### PROVIDED INFORMATION:

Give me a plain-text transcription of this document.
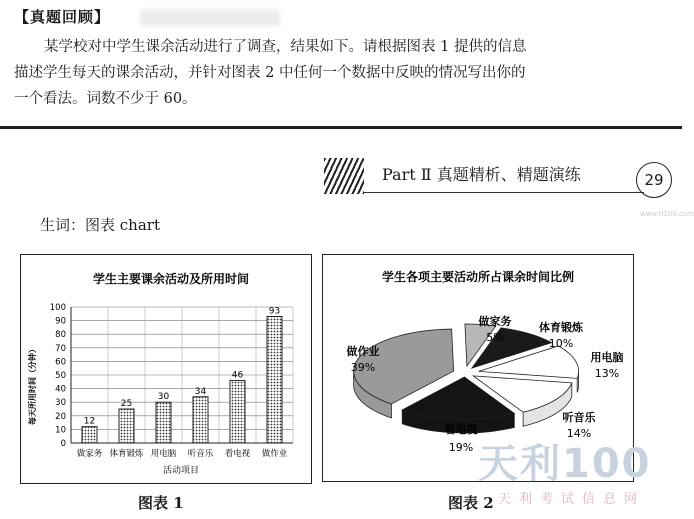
【真题回顾】

某学校对中学生课余活动进行了调查，结果如下。请根据图表 1 提供的信息

描述学生每天的课余活动，并针对图表 2 中任何一个数据中反映的情况写出你的

一个看法。词数不少于 60。

Part Ⅱ 真题精析、精题演练	29
www.tl100.com
生词：图表 chart
学生主要课余活动及所用时间
每天所用时间（分钟）
活动项目
0
10
20
30
40
50
60
70
80
90
100
12
25
30
34
46
93
做家务 体育锻炼 用电脑 听音乐 看电视 做作业
图表 1
学生各项主要活动所占课余时间比例
做家务
5%
体育锻炼
10%
用电脑
13%
听音乐
14%
看电视
19%
做作业
39%
图表 2
天利100
天利考试信息网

### STATED PROBLEM:
Transcribe the listing in full and omit the pictures.

### EXERCISE RESULT:
Give me a plain-text transcription of this document.
【真题回顾】

某学校对中学生课余活动进行了调查，结果如下。请根据图表 1 提供的信息

描述学生每天的课余活动，并针对图表 2 中任何一个数据中反映的情况写出你的

一个看法。词数不少于 60。

Part Ⅱ 真题精析、精题演练	29
www.tl100.com
生词：图表 chart
学生主要课余活动及所用时间
每天所用时间（分钟）
活动项目
0
10
20
30
40
50
60
70
80
90
100
12
25
30
34
46
93
做家务 体育锻炼 用电脑 听音乐 看电视 做作业
图表 1
学生各项主要活动所占课余时间比例
做家务
5%
体育锻炼
10%
用电脑
13%
听音乐
14%
看电视
19%
做作业
39%
图表 2
天利100
天利考试信息网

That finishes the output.